Former college of the University of Cambridge (1428–1542)

Buckingham College is the name of a former college of the University of Cambridge, that existed between 1428 and 1542, when it was reformed as Magdalene College.

Abbot John Lytlington of Crowland Abbey was licensed by Letters Patent of King Henry VI to acquire a site so that a hostel could be established in Cambridge for Benedictine student-monks. The Benedictines sited their Monks' Hostel north of the River Cam at a distance from the temptations of town.

The Benedictine monks began fine new buildings early in the 1470s. John of Wisbech, Abbot of Crowland, planned First Court and completed the Chapel. Individual Benedictine abbeys were invited to provide their own student chambers there. Four local Benedictine abbeys, Crowland, Ely, Ramsey and Walden, contributed to the college buildings.

As a result of patronage by the family of Henry Stafford, 2nd Duke of Buckingham, the name of the institution was changed from Monks' Hostel to Buckingham College (the change is known to have occurred between 1472 and 1483). Some students who were not monks were admitted and such lay students would have paid rent to the host abbey whose rooms they occupied.

Thomas Cranmer, later Archbishop of Canterbury, was appointed a lecturer at Buckingham in 1515. In 1519, Edward Stafford, 3rd Duke of Buckingham built the college Hall.

At the Dissolution of the Monasteries one of the abbeys involved in the College, Walden, came into the possession of Thomas, Lord Audley who then refounded Buckingham College as the College of St Mary Magdalene in 1542. Much of Magdalene's First Court dates from Buckingham College.
════════
» WHAT THIS TASK INVOLVES
From the passage on Buckingham College, extract word for word the stretch that begins with the words "The Benedictine monks" and ends with "rooms they occupied.".

Source records:
════════
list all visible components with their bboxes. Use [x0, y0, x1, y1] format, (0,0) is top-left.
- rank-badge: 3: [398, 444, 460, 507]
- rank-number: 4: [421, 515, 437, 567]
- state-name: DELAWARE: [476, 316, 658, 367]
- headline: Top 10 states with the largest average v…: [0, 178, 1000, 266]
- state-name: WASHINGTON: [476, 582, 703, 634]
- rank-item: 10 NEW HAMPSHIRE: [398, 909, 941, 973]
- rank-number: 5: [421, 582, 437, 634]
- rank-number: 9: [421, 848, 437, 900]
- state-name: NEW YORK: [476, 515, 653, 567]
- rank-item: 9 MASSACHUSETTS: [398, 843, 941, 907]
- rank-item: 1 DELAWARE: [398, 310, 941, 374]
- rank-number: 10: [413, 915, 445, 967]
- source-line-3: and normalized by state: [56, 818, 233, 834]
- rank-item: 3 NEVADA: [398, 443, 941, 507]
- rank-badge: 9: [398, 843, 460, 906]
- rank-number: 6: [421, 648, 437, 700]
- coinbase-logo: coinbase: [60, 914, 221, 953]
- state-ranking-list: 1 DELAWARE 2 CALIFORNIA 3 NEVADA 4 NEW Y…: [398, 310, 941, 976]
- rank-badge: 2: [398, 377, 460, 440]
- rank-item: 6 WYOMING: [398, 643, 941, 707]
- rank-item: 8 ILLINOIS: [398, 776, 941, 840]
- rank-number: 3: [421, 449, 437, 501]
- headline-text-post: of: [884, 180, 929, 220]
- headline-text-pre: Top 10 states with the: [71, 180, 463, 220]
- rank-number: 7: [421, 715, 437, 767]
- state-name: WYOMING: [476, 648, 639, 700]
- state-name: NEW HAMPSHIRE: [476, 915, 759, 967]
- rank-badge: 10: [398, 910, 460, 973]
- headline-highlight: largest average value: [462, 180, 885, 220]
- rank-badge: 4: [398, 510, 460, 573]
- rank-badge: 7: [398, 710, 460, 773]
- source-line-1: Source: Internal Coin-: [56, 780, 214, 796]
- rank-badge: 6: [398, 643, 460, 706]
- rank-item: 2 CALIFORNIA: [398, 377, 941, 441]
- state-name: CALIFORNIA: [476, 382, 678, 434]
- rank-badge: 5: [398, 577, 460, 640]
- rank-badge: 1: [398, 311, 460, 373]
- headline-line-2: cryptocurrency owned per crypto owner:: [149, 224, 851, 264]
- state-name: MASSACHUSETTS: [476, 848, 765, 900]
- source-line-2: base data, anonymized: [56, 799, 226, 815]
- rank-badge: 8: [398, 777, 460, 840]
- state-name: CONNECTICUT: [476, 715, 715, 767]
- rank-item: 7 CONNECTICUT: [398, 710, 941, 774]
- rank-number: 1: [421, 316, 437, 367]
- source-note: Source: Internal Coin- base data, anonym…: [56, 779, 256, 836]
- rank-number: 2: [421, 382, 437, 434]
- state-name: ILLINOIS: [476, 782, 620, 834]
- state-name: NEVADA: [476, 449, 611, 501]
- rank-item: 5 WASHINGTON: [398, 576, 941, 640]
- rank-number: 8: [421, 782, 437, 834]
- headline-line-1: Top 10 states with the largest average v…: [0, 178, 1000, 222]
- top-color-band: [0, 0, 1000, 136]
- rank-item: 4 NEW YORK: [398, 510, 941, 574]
════════
» OUTPUT
The Benedictine monks began fine new buildings early in the 1470s. John of Wisbech, Abbot of Crowland, planned First Court and completed the Chapel. Individual Benedictine abbeys were invited to provide their own student chambers there. Four local Benedictine abbeys, Crowland, Ely, Ramsey and Walden, contributed to the college buildings.

As a result of patronage by the family of Henry Stafford, 2nd Duke of Buckingham, the name of the institution was changed from Monks' Hostel to Buckingham College (the change is known to have occurred between 1472 and 1483). Some students who were not monks were admitted and such lay students would have paid rent to the host abbey whose rooms they occupied.